Try it: The required result is every line of the records that includes "Collect".

Figure content listings:
——————

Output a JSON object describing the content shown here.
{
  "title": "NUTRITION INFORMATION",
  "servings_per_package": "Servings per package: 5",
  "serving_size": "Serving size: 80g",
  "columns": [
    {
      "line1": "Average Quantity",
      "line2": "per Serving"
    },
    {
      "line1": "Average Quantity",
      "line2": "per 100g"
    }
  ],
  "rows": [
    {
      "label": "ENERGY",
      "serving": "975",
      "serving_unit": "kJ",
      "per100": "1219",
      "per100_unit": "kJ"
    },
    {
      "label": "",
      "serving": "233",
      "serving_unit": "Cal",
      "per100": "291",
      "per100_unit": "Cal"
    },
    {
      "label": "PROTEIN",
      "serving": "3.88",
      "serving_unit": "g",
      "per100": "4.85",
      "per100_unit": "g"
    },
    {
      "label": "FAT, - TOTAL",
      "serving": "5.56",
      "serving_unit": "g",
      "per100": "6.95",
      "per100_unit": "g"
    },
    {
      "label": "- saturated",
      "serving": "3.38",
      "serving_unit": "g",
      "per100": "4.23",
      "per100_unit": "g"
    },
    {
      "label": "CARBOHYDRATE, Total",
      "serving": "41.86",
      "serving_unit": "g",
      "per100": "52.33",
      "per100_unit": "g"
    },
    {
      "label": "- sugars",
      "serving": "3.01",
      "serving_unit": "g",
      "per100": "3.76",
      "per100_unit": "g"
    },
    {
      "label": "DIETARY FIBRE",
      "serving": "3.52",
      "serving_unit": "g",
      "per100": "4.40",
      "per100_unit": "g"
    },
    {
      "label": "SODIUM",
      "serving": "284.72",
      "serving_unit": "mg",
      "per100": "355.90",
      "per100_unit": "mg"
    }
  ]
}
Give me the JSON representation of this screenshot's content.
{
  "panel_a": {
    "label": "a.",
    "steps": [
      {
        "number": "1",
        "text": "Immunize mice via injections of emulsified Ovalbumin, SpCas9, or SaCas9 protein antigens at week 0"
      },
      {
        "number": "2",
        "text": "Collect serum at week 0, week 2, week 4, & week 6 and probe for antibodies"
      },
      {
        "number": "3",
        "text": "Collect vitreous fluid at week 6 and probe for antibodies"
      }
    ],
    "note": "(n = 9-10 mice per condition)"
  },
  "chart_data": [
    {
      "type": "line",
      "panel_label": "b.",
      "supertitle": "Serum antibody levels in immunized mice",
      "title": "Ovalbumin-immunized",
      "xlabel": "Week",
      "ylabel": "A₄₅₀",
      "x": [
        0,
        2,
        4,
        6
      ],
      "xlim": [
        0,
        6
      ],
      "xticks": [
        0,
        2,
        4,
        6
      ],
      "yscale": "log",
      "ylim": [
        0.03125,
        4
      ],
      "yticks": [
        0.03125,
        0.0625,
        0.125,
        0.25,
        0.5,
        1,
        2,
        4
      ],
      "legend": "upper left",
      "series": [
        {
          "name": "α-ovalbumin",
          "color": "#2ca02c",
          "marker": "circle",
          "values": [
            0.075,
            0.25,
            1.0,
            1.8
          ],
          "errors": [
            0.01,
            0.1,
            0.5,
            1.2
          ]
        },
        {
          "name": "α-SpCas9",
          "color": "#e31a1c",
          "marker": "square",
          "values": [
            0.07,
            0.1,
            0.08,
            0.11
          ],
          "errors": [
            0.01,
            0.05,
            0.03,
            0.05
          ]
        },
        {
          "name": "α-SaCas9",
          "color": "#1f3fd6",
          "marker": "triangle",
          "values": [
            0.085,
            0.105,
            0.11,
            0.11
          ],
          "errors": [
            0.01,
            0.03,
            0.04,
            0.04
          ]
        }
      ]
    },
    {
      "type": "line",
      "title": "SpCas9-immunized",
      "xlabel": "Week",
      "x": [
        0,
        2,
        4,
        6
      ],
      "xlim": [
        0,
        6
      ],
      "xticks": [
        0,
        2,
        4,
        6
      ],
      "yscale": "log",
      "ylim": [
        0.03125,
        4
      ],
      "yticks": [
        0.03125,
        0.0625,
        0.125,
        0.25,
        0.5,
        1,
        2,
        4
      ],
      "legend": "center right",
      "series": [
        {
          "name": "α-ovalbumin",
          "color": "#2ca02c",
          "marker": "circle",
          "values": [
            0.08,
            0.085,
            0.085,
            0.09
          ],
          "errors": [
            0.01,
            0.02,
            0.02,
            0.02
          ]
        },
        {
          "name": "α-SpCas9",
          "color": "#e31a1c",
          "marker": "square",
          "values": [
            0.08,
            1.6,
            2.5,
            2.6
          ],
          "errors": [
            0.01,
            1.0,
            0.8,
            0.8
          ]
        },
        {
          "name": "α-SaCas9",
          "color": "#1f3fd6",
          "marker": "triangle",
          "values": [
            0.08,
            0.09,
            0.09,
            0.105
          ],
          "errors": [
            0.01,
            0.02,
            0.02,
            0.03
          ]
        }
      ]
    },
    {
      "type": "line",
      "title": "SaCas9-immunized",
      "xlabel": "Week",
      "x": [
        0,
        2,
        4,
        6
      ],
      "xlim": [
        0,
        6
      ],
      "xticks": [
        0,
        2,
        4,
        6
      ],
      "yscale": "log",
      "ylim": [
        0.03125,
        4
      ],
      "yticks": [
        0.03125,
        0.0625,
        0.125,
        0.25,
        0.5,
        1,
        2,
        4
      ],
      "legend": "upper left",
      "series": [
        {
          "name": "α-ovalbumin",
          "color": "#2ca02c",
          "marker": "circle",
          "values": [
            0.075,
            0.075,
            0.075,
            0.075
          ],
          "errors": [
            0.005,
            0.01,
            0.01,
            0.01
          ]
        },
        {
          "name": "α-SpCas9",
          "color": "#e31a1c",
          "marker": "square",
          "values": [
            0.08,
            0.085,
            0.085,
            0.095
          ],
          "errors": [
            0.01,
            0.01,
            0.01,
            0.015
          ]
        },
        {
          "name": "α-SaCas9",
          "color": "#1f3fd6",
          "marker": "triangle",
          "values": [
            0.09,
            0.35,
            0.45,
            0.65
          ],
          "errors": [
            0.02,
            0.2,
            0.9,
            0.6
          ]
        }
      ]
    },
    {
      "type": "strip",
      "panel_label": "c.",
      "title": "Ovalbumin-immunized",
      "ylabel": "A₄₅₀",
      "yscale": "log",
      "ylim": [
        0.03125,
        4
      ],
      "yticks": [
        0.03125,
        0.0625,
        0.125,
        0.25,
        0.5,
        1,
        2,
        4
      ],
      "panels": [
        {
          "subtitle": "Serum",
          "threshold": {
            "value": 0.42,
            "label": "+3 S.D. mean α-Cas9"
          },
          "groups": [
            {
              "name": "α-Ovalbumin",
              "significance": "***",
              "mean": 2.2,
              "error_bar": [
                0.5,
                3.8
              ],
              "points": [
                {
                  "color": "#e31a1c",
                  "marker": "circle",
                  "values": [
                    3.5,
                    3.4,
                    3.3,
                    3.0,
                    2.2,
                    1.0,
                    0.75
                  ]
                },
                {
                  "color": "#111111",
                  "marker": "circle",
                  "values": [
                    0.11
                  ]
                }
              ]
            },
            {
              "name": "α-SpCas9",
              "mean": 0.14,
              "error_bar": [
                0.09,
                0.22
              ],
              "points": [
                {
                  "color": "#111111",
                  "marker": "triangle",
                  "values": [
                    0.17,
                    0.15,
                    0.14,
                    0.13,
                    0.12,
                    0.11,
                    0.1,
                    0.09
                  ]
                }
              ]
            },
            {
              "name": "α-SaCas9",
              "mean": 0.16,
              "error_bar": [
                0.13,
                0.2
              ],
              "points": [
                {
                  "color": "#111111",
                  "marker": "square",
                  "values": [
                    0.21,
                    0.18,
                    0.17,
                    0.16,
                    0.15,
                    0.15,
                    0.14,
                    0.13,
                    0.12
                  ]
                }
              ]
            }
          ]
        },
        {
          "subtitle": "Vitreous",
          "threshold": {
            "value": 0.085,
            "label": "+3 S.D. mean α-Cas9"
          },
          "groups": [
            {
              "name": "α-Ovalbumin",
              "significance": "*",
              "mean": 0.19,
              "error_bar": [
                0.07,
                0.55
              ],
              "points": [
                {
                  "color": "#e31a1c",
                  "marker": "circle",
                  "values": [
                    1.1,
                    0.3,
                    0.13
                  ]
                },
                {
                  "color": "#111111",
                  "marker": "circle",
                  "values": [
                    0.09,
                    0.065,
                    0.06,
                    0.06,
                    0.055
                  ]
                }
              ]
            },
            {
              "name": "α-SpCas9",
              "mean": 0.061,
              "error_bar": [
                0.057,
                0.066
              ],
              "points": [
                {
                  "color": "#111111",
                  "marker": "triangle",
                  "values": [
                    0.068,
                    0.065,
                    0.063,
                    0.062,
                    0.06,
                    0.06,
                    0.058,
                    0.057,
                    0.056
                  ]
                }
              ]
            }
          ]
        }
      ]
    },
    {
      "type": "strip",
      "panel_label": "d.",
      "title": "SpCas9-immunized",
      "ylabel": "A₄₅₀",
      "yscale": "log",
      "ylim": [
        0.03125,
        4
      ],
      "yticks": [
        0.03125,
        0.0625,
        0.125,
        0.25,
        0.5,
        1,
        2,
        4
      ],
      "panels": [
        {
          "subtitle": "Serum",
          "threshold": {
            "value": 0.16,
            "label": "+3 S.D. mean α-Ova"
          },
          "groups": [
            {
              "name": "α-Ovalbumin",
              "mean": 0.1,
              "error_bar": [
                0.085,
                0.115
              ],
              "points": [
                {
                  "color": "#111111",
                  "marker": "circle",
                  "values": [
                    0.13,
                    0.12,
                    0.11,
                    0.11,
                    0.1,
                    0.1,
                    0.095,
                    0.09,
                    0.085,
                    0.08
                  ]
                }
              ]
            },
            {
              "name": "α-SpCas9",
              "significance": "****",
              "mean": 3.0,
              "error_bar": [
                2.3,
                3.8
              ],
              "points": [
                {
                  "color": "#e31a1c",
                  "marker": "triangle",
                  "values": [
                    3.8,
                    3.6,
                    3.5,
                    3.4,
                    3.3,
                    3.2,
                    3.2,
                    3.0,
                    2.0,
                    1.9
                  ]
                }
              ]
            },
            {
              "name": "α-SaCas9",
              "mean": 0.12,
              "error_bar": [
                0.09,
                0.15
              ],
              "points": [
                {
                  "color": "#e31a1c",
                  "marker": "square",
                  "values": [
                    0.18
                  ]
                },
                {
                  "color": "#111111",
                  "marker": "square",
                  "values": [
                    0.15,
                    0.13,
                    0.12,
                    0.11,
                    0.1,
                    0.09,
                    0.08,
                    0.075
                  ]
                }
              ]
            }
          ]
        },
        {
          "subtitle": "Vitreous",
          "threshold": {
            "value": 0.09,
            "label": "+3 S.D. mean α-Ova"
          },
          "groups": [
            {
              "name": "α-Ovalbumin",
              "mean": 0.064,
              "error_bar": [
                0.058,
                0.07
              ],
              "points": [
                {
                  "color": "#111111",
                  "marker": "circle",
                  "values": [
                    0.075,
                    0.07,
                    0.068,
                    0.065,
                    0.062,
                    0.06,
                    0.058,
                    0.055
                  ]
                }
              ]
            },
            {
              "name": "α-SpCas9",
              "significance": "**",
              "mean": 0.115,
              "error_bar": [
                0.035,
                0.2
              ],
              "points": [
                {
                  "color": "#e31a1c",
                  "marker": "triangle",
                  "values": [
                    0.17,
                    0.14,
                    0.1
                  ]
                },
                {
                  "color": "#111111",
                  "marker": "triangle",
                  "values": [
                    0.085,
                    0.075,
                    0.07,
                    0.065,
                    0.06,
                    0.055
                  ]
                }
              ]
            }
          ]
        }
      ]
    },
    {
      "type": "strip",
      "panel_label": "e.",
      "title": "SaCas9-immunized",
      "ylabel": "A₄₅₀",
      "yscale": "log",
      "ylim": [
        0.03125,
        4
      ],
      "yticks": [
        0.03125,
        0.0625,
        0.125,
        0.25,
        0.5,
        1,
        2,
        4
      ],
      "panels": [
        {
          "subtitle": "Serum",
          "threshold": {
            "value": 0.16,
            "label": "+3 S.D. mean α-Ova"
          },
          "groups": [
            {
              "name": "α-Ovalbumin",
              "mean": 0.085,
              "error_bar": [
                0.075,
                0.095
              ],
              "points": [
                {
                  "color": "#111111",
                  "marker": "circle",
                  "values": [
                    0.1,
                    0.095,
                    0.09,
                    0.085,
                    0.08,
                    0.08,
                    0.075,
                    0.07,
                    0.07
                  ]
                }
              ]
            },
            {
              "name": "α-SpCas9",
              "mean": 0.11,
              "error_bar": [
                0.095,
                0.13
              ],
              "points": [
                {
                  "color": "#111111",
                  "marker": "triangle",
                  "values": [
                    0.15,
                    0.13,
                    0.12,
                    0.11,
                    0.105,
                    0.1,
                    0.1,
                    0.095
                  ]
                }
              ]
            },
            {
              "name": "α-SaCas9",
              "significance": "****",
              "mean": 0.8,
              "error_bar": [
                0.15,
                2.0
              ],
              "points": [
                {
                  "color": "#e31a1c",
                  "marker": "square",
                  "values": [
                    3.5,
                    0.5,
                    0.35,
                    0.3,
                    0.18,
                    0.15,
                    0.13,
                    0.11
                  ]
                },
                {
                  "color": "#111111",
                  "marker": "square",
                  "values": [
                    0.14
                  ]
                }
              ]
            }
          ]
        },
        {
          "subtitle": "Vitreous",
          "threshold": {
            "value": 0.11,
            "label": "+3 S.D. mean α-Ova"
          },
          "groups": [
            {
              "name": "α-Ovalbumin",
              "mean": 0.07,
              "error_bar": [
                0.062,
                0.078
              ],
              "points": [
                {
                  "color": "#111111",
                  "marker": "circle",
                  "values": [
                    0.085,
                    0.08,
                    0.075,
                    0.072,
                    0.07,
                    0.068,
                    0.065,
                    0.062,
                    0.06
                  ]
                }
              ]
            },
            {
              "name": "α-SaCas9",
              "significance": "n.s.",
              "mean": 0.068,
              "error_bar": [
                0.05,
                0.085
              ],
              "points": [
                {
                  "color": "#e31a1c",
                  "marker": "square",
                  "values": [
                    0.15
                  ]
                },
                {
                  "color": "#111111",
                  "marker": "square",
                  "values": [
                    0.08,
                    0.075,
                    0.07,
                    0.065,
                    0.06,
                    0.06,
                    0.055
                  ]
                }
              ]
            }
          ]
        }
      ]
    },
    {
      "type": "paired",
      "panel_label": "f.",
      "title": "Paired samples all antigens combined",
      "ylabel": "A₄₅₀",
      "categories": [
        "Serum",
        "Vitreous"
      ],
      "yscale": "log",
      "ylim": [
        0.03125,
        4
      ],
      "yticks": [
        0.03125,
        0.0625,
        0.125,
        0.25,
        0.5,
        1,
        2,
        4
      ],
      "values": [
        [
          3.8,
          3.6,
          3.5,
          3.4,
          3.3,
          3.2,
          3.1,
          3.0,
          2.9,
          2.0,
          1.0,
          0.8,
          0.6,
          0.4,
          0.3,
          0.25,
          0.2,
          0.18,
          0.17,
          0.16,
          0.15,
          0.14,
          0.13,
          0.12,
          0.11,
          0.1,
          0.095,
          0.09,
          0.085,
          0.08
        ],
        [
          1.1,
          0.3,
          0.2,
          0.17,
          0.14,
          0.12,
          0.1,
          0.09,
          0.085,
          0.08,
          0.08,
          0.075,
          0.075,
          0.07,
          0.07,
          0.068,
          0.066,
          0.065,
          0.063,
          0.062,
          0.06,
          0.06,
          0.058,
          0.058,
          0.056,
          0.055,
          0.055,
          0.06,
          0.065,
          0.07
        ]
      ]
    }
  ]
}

——————

Solution for this exercise:
        "text": "Collect serum at week 0, week 2, week 4, & week 6 and probe for antibodies"
        "text": "Collect vitreous fluid at week 6 and probe for antibodies"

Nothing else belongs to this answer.